- Задание A -
Перепишите без изменений записи, начиная с самой первой и заканчивая строкой с "total-vencidos: 913,50 <box>982", включая эту строку.

Интересы Платонова-критика необычайно широки – здесь и фольклор, и русская классика, и современная советская литература, и зарубежная литература. Однако, при всей широте интересов, Платонова, как всегда, больше всего волновали вопросы повседневной жизни. С этой точки зрения показателен далеко не полный список советских авторов, о которых писал Платонов: Дж. Алтаузен, А. Архангельский, А. Ахматова, П. Бажов, В. Боков, В. Василевская, М. Горький, А. Грин, Джамбул, В. Каверин, В. Катаев, Ю. Крымов, В Маяковский, В. Некрасов, Н. Островский, М. Пришвин, К. Паустовский В. Шкловский. Но и его обращения к русской классике и зарубежной литературе тоже всегда остро современны. Статьи Платонова не просто размышления мастера о своем ремесле, о работе своих учителей и товарищей, но и напряженный поиск добра и правды, стремление отлить в слово свое отношение к человеку, к искусству, к миру. Его статьи всегда открыто тенденциозны и публицистичны. Здесь этика, социология и эстетика едины.

В 1938 году писатель решается собрать основные свои статьи и издать их отдельной книгой. Взыскательный художник, он скромно называет ее «Размышления читателя». Вероятно, первоначально у него была мысль сохранить псевдонимы, которыми были подписаны статьи при первой их журнальной публикации. Замыслы эти тогда не осуществились. Теперь пришла пора издать такую книгу, сохранив задуманный Платоновым план, пополнив только состав сборника статьями, написанными после 1938 года. Прошедшие тридцать лет показали – размышления этого талантливого читателя не устарели и не только помогают нам лучше понять самого Платонова, его мысли о человеке и мире, но и представляют интерес для тех, кто любит нашу литературу и хочет знать ее историю.

«Народ читает книги бережно и медленно» – так начинает Платонов одну из статей о Пушкине. Он видел в этом глубокое уважение трудящегося человека к художественному слову. Сам потомственный пролетарий, Платонов называет такое благородное отношение к литературе «старопролетарским». Жизнь народа серьезна, и потому народ столь же серьезно воспринимает работу художника. Он чувствует и сознает, «сколько надо претворить, испытать и пережить действительности, чтобы произошла настоящая мысль и народилось точное, истинное слово». Задачи и цели искусства столь значительны и важны для народа, что постоянная связь художника с действительностью, с историческим опытом народной жизни безусловна и естественна. «Великая поэзия и жизненное развитие человека, как средство преодоления исторической судьбы и как счастье существования, могут питаться лишь из источников действительности, из практики тесного, трудного ощущения мира…» Сопоставляя это определение цели искусства (средство «преодоления исторической судьбы» и средство достижения «счастья существования») с прежними определениями раннего Платонова, наглядно видишь не только их общность и преемственность, но и то, как формируется, оттачивается его мысль.

- Извлечённые данные -
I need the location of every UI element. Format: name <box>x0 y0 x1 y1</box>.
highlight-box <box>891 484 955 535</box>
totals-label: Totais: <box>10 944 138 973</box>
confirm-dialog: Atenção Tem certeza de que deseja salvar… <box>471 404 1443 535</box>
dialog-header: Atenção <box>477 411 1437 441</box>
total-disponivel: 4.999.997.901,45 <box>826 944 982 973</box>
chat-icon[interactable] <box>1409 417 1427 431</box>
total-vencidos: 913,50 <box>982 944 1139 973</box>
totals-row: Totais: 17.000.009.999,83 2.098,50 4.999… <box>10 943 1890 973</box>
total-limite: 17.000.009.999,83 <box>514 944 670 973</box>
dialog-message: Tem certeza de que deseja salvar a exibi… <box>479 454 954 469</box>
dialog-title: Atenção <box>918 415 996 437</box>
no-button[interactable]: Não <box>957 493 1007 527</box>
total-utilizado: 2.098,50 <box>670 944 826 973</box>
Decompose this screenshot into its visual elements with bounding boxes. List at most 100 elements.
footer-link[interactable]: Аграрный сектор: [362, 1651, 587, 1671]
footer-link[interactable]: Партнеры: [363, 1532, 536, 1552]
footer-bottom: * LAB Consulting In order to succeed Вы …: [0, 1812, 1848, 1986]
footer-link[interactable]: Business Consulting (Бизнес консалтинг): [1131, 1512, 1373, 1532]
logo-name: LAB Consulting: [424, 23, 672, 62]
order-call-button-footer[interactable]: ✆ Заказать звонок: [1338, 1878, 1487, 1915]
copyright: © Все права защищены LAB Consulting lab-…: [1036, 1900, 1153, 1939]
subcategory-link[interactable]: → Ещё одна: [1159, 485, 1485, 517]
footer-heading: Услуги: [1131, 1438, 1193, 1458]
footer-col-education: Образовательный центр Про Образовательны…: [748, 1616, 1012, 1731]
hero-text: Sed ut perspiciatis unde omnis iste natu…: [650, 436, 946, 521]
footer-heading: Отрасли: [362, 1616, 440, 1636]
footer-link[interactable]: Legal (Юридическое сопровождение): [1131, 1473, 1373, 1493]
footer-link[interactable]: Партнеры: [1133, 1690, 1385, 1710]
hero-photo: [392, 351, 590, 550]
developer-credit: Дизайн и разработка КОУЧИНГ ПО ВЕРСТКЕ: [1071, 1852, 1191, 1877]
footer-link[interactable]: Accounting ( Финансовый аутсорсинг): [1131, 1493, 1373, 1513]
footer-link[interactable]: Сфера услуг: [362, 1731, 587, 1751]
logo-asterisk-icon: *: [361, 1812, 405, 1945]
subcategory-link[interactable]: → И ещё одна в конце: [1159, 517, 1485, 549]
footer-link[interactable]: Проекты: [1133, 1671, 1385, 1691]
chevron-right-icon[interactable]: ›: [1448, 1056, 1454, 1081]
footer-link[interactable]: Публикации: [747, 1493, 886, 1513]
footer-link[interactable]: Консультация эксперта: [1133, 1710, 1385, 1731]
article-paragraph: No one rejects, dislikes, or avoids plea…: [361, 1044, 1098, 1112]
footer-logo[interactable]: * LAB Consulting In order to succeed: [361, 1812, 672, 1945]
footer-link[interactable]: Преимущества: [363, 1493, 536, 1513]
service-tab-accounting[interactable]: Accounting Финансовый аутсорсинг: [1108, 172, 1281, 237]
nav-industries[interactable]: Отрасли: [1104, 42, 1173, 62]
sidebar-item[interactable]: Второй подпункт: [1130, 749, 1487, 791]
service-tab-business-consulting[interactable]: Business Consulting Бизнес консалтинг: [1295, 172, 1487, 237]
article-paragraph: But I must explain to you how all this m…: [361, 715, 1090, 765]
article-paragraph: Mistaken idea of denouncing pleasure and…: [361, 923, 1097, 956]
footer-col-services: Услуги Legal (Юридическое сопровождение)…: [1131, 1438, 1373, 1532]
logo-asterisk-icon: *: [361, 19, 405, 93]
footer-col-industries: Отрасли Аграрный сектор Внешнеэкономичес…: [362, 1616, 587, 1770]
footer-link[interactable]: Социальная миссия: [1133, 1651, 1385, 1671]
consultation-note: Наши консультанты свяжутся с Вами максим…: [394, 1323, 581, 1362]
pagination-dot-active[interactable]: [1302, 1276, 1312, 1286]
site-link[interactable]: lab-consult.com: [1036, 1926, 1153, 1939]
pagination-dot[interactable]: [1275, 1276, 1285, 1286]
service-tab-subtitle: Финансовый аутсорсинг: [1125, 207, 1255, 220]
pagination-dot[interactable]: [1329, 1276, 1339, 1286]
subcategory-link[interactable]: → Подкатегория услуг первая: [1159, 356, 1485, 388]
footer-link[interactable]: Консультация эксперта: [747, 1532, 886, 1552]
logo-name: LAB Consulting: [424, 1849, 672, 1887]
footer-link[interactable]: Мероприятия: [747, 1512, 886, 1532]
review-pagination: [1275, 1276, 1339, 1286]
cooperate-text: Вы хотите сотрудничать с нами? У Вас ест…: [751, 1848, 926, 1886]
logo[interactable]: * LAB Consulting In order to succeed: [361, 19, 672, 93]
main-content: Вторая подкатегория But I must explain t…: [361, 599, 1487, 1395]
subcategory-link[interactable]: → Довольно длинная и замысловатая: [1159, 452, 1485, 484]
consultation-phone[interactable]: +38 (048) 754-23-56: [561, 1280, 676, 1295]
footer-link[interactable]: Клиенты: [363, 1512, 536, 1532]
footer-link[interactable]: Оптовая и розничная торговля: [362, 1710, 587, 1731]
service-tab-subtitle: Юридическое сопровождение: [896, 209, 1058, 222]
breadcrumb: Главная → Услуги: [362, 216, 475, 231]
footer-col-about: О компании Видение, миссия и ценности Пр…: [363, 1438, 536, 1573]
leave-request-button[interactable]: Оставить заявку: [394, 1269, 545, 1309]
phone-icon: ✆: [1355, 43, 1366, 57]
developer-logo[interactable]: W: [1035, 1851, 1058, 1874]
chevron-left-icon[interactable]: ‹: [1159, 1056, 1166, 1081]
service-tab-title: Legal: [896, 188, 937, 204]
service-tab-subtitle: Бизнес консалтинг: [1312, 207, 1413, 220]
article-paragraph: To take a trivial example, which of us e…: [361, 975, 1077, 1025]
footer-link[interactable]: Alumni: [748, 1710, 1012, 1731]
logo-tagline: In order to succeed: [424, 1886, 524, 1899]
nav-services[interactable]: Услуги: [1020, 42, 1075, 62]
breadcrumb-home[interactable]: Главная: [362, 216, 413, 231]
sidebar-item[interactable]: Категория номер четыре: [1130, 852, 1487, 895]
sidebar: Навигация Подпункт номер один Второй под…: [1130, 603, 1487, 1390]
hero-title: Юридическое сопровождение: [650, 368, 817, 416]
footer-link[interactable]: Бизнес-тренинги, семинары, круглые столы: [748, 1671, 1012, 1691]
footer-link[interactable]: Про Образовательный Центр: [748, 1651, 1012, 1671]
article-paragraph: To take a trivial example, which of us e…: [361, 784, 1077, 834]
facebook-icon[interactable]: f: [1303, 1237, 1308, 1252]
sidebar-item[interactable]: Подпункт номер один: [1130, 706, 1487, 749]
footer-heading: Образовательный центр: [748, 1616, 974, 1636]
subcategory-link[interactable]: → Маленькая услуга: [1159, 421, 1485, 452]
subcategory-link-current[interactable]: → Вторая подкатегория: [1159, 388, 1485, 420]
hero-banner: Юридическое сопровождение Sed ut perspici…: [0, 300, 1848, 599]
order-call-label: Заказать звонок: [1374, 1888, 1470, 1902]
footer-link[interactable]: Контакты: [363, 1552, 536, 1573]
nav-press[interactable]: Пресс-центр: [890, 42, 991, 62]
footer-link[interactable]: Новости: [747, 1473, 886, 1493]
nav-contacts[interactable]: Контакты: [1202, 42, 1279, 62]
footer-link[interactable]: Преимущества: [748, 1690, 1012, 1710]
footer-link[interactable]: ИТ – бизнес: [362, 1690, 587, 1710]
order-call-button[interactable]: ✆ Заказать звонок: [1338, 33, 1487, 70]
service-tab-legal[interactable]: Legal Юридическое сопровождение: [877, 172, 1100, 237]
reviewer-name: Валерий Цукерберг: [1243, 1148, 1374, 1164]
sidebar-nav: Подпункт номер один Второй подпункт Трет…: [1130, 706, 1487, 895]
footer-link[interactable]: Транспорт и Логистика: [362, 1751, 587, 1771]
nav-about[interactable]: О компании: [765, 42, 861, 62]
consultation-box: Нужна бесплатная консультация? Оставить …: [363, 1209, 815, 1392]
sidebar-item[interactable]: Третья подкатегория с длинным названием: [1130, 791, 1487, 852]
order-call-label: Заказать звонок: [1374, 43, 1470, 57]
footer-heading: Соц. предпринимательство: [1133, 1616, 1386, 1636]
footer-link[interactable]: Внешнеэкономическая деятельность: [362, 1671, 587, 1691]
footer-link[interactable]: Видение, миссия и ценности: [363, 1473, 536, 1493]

- Задание B -
Как, согласно тексту о Платонове-критике, писатель назвал книгу, в которую в 1938 году решил собрать свои основные статьи?

- Ответ A -
I need the location of every UI element. Format: name <box>x0 y0 x1 y1</box>.
highlight-box <box>891 484 955 535</box>
totals-label: Totais: <box>10 944 138 973</box>
confirm-dialog: Atenção Tem certeza de que deseja salvar… <box>471 404 1443 535</box>
dialog-header: Atenção <box>477 411 1437 441</box>
total-disponivel: 4.999.997.901,45 <box>826 944 982 973</box>
chat-icon[interactable] <box>1409 417 1427 431</box>
total-vencidos: 913,50 <box>982 944 1139 973</box>

- Ответ B -
«Размышления читателя».